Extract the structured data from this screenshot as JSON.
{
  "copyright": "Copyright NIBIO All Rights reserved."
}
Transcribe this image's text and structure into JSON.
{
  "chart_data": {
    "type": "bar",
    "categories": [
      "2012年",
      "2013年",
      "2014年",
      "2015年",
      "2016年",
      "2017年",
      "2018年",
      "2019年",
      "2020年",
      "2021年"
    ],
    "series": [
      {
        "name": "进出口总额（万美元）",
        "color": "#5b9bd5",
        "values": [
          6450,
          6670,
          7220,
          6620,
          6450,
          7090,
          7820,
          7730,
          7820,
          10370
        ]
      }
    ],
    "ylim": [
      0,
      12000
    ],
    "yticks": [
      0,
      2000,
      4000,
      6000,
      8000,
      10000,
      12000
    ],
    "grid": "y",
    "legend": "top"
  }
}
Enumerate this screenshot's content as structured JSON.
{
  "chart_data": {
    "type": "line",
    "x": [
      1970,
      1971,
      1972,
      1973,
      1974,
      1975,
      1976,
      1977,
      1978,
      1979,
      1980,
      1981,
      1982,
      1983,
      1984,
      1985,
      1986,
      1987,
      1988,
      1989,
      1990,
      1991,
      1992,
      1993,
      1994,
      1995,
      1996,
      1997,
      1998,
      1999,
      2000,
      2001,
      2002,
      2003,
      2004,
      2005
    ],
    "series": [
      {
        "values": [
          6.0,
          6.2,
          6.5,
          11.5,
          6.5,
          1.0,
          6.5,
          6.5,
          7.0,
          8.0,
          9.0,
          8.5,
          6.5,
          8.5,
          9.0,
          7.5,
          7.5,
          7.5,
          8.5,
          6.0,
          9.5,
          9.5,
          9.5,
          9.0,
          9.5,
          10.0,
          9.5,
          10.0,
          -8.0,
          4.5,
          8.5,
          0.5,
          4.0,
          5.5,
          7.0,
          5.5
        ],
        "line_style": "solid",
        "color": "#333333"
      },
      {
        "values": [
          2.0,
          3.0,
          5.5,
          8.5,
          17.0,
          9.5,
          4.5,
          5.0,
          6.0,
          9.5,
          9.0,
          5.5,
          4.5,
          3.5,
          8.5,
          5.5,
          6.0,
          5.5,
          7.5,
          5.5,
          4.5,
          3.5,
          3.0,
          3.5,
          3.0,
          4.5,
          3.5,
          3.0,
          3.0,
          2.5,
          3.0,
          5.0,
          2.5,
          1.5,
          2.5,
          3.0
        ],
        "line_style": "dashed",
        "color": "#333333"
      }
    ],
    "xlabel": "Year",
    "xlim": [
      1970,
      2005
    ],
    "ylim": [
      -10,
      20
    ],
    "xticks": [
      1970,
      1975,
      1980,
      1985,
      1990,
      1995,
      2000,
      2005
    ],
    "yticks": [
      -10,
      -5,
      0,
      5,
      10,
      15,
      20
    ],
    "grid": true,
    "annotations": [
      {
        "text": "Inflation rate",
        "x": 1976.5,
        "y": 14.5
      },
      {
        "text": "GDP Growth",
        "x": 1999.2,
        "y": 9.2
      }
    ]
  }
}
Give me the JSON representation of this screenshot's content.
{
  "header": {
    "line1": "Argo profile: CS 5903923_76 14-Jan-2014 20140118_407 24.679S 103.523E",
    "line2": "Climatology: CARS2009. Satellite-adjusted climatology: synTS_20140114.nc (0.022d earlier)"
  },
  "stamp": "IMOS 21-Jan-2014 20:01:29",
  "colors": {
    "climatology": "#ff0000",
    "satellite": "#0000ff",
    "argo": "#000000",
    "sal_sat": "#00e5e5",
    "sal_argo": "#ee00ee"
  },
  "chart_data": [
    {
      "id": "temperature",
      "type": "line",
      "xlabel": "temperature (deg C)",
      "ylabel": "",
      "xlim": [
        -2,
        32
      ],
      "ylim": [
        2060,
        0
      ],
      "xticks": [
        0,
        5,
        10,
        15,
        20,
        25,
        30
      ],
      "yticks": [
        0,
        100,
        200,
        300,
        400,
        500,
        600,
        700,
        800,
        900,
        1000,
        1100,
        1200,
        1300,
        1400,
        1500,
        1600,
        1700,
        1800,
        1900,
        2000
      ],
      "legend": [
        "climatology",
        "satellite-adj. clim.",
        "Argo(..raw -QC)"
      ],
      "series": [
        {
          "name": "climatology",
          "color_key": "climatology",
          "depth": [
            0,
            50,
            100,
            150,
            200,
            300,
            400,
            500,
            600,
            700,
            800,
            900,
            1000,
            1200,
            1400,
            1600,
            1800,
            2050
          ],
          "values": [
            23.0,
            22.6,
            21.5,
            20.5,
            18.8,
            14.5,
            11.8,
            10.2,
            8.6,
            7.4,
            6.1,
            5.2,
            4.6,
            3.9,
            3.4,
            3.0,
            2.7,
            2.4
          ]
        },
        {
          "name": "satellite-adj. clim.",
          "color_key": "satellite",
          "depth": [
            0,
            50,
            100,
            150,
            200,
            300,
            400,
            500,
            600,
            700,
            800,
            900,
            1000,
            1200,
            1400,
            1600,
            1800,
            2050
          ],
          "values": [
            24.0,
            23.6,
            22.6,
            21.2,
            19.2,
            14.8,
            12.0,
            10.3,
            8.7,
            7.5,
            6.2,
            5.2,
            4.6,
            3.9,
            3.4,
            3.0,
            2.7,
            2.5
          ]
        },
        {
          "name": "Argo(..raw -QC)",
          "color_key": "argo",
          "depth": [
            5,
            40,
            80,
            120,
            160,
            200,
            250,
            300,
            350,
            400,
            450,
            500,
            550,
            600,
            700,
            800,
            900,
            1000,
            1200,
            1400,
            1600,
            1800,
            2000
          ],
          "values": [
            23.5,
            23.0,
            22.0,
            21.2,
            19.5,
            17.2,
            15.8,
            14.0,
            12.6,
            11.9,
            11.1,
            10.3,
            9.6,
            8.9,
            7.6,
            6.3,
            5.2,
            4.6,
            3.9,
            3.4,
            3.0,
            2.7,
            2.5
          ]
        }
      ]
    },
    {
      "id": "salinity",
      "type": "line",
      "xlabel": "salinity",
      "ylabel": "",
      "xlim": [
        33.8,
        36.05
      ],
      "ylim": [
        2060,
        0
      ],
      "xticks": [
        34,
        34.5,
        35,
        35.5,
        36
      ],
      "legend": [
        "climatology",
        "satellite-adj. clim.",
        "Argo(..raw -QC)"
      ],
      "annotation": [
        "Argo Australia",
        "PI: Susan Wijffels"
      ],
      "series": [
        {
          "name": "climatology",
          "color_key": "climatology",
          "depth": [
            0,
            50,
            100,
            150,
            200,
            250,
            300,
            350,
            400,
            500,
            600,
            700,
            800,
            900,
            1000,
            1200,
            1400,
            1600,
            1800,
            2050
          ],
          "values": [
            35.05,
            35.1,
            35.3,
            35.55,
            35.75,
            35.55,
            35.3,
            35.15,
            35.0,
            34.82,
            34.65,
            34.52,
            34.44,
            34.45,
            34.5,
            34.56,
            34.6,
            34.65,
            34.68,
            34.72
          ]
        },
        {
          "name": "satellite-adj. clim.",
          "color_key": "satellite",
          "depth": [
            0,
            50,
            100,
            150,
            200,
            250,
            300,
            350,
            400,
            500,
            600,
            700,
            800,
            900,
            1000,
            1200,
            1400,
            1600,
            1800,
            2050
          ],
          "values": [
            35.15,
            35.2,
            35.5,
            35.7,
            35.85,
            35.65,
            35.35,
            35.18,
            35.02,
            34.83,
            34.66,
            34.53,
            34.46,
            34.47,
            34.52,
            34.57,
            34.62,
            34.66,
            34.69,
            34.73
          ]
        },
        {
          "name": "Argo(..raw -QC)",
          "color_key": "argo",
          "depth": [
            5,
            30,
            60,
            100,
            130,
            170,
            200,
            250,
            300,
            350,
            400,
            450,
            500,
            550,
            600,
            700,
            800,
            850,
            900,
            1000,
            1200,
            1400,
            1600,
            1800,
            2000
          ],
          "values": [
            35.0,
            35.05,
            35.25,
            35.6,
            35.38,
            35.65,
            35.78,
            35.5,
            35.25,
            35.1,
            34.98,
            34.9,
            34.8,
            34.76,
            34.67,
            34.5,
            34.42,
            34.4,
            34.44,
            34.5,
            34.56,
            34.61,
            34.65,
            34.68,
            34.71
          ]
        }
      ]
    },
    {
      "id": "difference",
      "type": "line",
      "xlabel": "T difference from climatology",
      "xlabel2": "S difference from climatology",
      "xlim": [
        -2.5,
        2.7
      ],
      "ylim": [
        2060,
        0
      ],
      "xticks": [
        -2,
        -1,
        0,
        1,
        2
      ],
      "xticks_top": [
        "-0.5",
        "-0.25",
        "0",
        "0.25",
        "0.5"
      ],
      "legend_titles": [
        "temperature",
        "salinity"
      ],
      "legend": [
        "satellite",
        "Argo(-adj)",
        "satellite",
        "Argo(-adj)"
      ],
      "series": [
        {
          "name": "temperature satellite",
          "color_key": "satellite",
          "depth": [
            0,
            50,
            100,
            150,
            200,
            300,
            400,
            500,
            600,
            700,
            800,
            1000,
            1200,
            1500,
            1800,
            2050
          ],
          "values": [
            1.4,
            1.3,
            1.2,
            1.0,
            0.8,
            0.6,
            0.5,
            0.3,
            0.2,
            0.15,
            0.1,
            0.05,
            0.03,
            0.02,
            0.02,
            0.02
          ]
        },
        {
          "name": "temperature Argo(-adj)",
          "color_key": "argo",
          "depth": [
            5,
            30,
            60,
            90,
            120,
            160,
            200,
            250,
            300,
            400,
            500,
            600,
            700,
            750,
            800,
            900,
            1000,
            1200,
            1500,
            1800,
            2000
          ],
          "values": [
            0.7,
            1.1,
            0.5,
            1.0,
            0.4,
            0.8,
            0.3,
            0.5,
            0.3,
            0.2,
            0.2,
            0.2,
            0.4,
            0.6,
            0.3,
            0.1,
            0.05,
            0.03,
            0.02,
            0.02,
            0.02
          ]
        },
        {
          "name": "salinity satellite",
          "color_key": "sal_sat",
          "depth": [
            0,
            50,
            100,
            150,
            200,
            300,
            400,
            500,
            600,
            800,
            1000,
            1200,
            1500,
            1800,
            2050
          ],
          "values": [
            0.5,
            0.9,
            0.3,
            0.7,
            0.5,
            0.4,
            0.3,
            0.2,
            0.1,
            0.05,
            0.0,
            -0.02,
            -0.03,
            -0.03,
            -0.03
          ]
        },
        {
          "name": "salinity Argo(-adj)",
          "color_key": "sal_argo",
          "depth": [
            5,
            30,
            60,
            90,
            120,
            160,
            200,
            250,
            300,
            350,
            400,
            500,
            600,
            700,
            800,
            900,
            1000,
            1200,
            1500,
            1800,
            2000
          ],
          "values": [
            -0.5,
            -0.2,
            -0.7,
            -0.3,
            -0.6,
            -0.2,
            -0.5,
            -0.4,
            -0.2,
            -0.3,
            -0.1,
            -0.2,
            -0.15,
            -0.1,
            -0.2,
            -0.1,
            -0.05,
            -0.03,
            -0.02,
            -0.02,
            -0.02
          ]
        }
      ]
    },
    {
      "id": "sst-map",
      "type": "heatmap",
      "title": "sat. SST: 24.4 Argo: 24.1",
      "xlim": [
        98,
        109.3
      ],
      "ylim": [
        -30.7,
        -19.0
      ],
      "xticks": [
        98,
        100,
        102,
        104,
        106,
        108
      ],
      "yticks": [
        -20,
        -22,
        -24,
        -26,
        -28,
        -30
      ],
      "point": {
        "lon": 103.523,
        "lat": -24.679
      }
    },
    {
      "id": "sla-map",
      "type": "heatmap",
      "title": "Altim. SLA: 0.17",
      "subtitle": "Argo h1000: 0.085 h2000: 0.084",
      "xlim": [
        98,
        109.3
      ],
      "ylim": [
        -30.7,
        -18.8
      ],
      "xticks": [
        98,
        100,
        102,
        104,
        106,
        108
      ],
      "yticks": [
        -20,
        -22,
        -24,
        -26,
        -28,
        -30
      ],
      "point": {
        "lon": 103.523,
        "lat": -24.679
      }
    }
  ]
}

■ ■ ■ ■ ■ ■ ■

Task prompt: Select and copy every line of the listing with the word "structured".

Solved problem:
Extract the structured data from this screenshot as JSON.
Enumerate this screenshot's content as structured JSON.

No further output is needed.